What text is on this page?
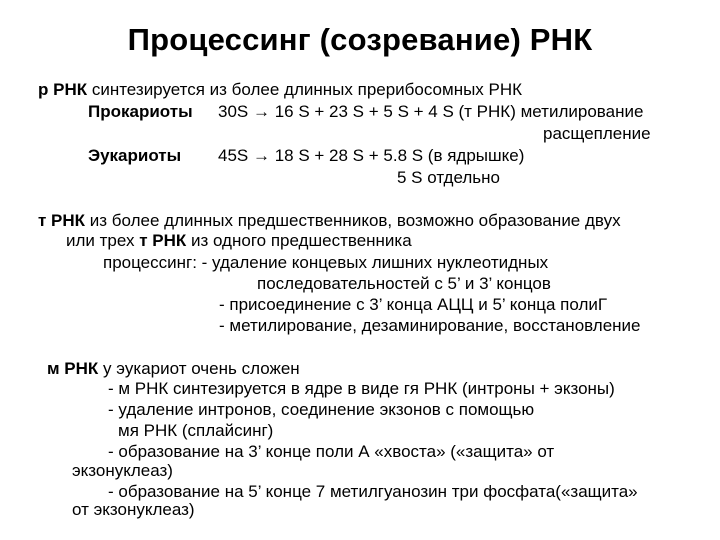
Процессинг (созревание) РНК
р РНК синтезируется из более длинных прерибосомных РНК
Прокариоты 30S → 16 S + 23 S + 5 S + 4 S (т РНК) метилирование
расщепление
Эукариоты 45S → 18 S + 28 S + 5.8 S (в ядрышке)
5 S отдельно
т РНК из более длинных предшественников, возможно образование двух
или трех т РНК из одного предшественника
процессинг: - удаление концевых лишних нуклеотидных
последовательностей с 5’ и 3’ концов
- присоединение с 3’ конца АЦЦ и 5’ конца полиГ
- метилирование, дезаминирование, восстановление
м РНК у эукариот очень сложен
- м РНК синтезируется в ядре в виде гя РНК (интроны + экзоны)
- удаление интронов, соединение экзонов с помощью
мя РНК (сплайсинг)
- образование на 3’ конце поли А «хвоста» («защита» от
экзонуклеаз)
- образование на 5’ конце 7 метилгуанозин три фосфата(«защита»
от экзонуклеаз)
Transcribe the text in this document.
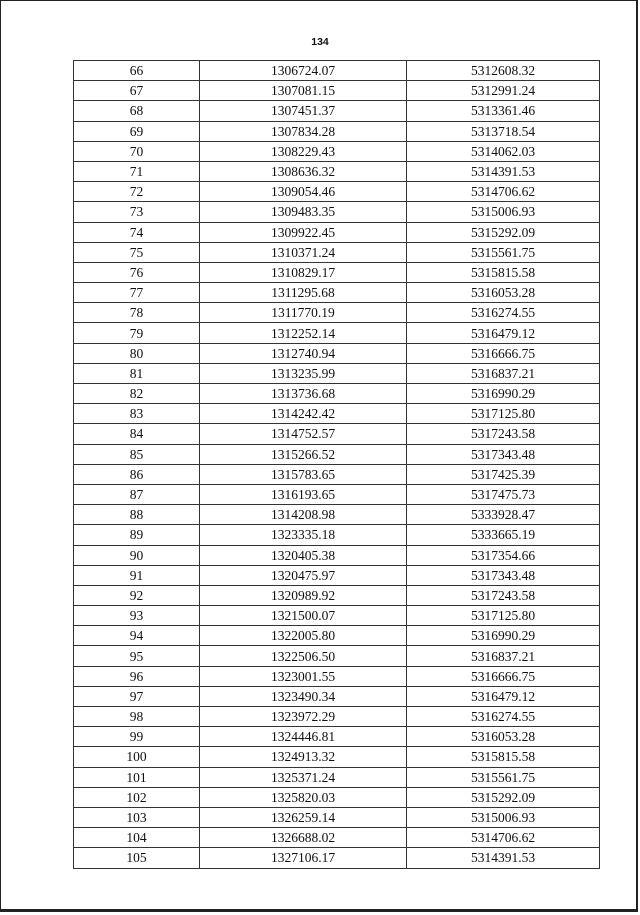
134
66	1306724.07	5312608.32
67	1307081.15	5312991.24
68	1307451.37	5313361.46
69	1307834.28	5313718.54
70	1308229.43	5314062.03
71	1308636.32	5314391.53
72	1309054.46	5314706.62
73	1309483.35	5315006.93
74	1309922.45	5315292.09
75	1310371.24	5315561.75
76	1310829.17	5315815.58
77	1311295.68	5316053.28
78	1311770.19	5316274.55
79	1312252.14	5316479.12
80	1312740.94	5316666.75
81	1313235.99	5316837.21
82	1313736.68	5316990.29
83	1314242.42	5317125.80
84	1314752.57	5317243.58
85	1315266.52	5317343.48
86	1315783.65	5317425.39
87	1316193.65	5317475.73
88	1314208.98	5333928.47
89	1323335.18	5333665.19
90	1320405.38	5317354.66
91	1320475.97	5317343.48
92	1320989.92	5317243.58
93	1321500.07	5317125.80
94	1322005.80	5316990.29
95	1322506.50	5316837.21
96	1323001.55	5316666.75
97	1323490.34	5316479.12
98	1323972.29	5316274.55
99	1324446.81	5316053.28
100	1324913.32	5315815.58
101	1325371.24	5315561.75
102	1325820.03	5315292.09
103	1326259.14	5315006.93
104	1326688.02	5314706.62
105	1327106.17	5314391.53
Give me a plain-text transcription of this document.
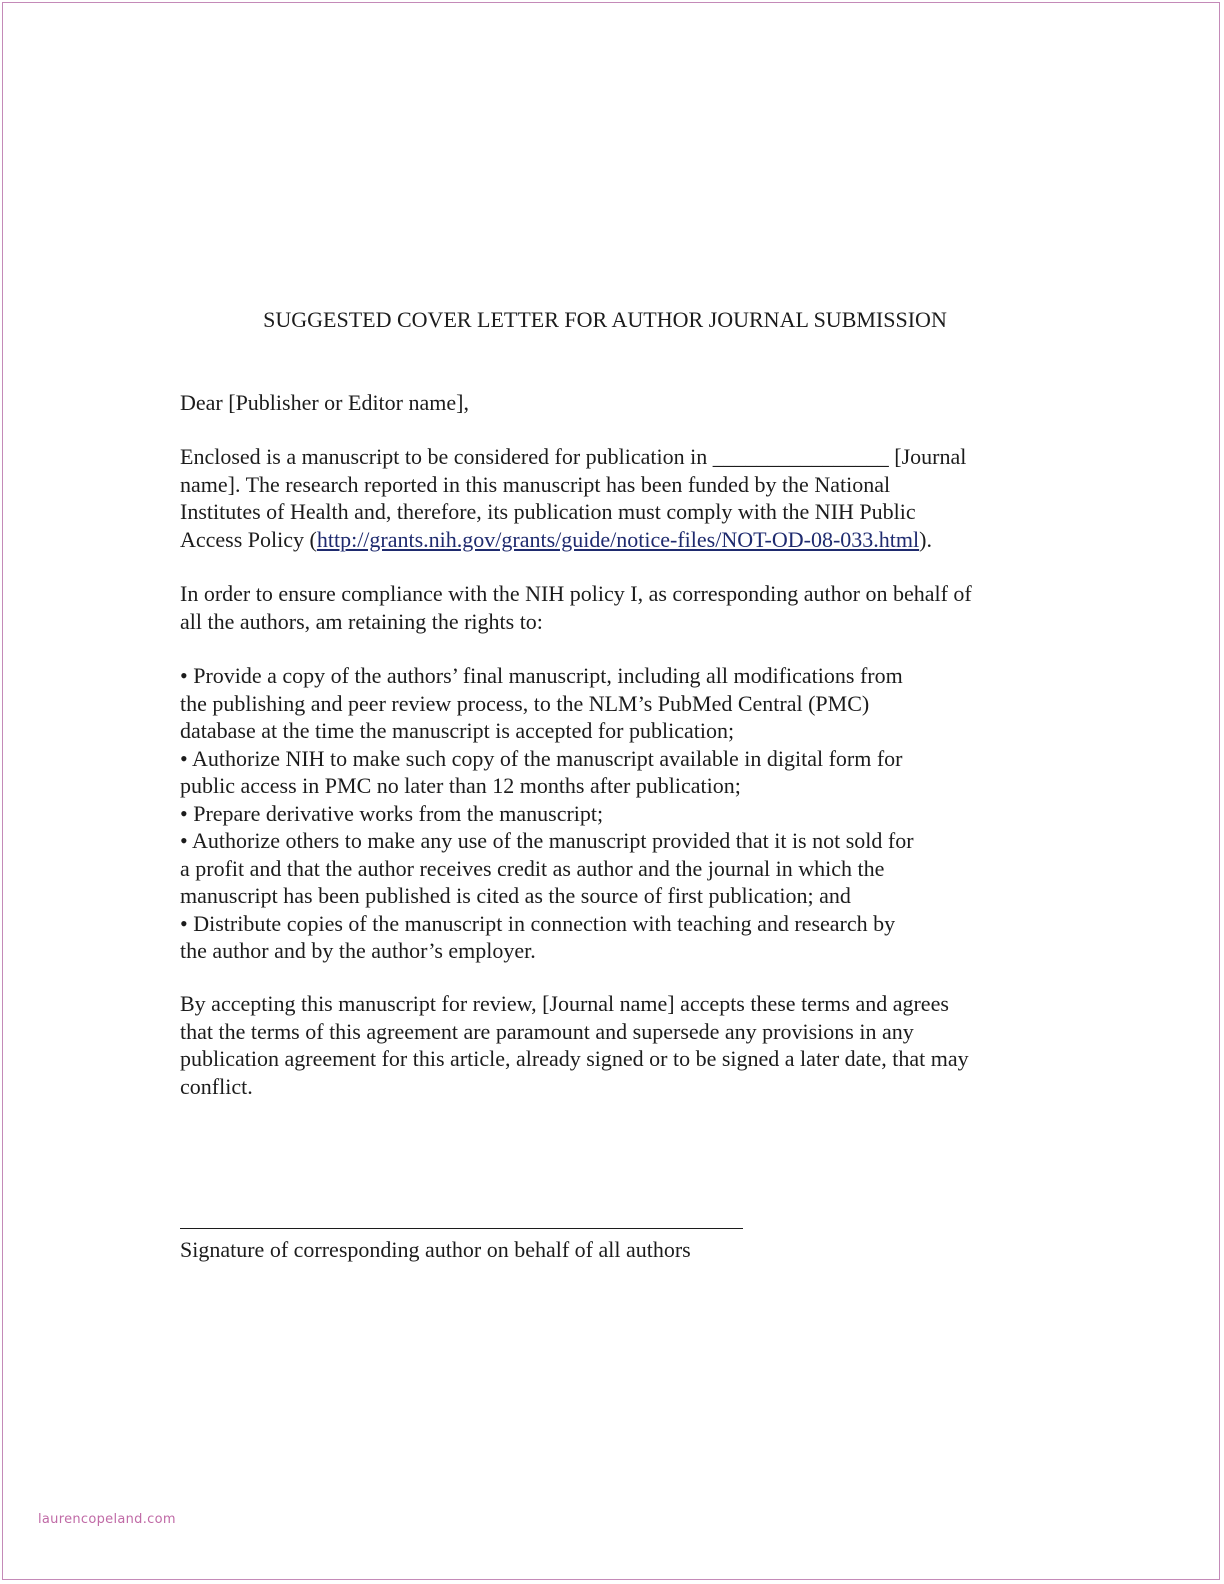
SUGGESTED COVER LETTER FOR AUTHOR JOURNAL SUBMISSION
Dear [Publisher or Editor name],
Enclosed is a manuscript to be considered for publication in ________________ [Journal
name]. The research reported in this manuscript has been funded by the National
Institutes of Health and, therefore, its publication must comply with the NIH Public
Access Policy (http://grants.nih.gov/grants/guide/notice-files/NOT-OD-08-033.html).
In order to ensure compliance with the NIH policy I, as corresponding author on behalf of
all the authors, am retaining the rights to:
• Provide a copy of the authors’ final manuscript, including all modifications from
the publishing and peer review process, to the NLM’s PubMed Central (PMC)
database at the time the manuscript is accepted for publication;
• Authorize NIH to make such copy of the manuscript available in digital form for
public access in PMC no later than 12 months after publication;
• Prepare derivative works from the manuscript;
• Authorize others to make any use of the manuscript provided that it is not sold for
a profit and that the author receives credit as author and the journal in which the
manuscript has been published is cited as the source of first publication; and
• Distribute copies of the manuscript in connection with teaching and research by
the author and by the author’s employer.
By accepting this manuscript for review, [Journal name] accepts these terms and agrees
that the terms of this agreement are paramount and supersede any provisions in any
publication agreement for this article, already signed or to be signed a later date, that may
conflict.
Signature of corresponding author on behalf of all authors
laurencopeland.com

**Directions:** Give every line back word for word and leave the pictures out.

**Exercise result:**
What text is on this page?
Процессинг (созревание) РНК
р РНК синтезируется из более длинных прерибосомных РНК
Прокариоты 30S → 16 S + 23 S + 5 S + 4 S (т РНК) метилирование
расщепление
Эукариоты 45S → 18 S + 28 S + 5.8 S (в ядрышке)
5 S отдельно
т РНК из более длинных предшественников, возможно образование двух
или трех т РНК из одного предшественника
процессинг: - удаление концевых лишних нуклеотидных
последовательностей с 5’ и 3’ концов
- присоединение с 3’ конца АЦЦ и 5’ конца полиГ
- метилирование, дезаминирование, восстановление
м РНК у эукариот очень сложен
- м РНК синтезируется в ядре в виде гя РНК (интроны + экзоны)
- удаление интронов, соединение экзонов с помощью
мя РНК (сплайсинг)
- образование на 3’ конце поли А «хвоста» («защита» от
экзонуклеаз)
- образование на 5’ конце 7 метилгуанозин три фосфата(«защита»
от экзонуклеаз)
Transcribe the text in this document.
134
66	1306724.07	5312608.32
67	1307081.15	5312991.24
68	1307451.37	5313361.46
69	1307834.28	5313718.54
70	1308229.43	5314062.03
71	1308636.32	5314391.53
72	1309054.46	5314706.62
73	1309483.35	5315006.93
74	1309922.45	5315292.09
75	1310371.24	5315561.75
76	1310829.17	5315815.58
77	1311295.68	5316053.28
78	1311770.19	5316274.55
79	1312252.14	5316479.12
80	1312740.94	5316666.75
81	1313235.99	5316837.21
82	1313736.68	5316990.29
83	1314242.42	5317125.80
84	1314752.57	5317243.58
85	1315266.52	5317343.48
86	1315783.65	5317425.39
87	1316193.65	5317475.73
88	1314208.98	5333928.47
89	1323335.18	5333665.19
90	1320405.38	5317354.66
91	1320475.97	5317343.48
92	1320989.92	5317243.58
93	1321500.07	5317125.80
94	1322005.80	5316990.29
95	1322506.50	5316837.21
96	1323001.55	5316666.75
97	1323490.34	5316479.12
98	1323972.29	5316274.55
99	1324446.81	5316053.28
100	1324913.32	5315815.58
101	1325371.24	5315561.75
102	1325820.03	5315292.09
103	1326259.14	5315006.93
104	1326688.02	5314706.62
105	1327106.17	5314391.53
Give me a plain-text transcription of this document.
SUGGESTED COVER LETTER FOR AUTHOR JOURNAL SUBMISSION
Dear [Publisher or Editor name],
Enclosed is a manuscript to be considered for publication in ________________ [Journal
name]. The research reported in this manuscript has been funded by the National
Institutes of Health and, therefore, its publication must comply with the NIH Public
Access Policy (http://grants.nih.gov/grants/guide/notice-files/NOT-OD-08-033.html).
In order to ensure compliance with the NIH policy I, as corresponding author on behalf of
all the authors, am retaining the rights to:
• Provide a copy of the authors’ final manuscript, including all modifications from
the publishing and peer review process, to the NLM’s PubMed Central (PMC)
database at the time the manuscript is accepted for publication;
• Authorize NIH to make such copy of the manuscript available in digital form for
public access in PMC no later than 12 months after publication;
• Prepare derivative works from the manuscript;
• Authorize others to make any use of the manuscript provided that it is not sold for
a profit and that the author receives credit as author and the journal in which the
manuscript has been published is cited as the source of first publication; and
• Distribute copies of the manuscript in connection with teaching and research by
the author and by the author’s employer.
By accepting this manuscript for review, [Journal name] accepts these terms and agrees
that the terms of this agreement are paramount and supersede any provisions in any
publication agreement for this article, already signed or to be signed a later date, that may
conflict.
Signature of corresponding author on behalf of all authors
laurencopeland.com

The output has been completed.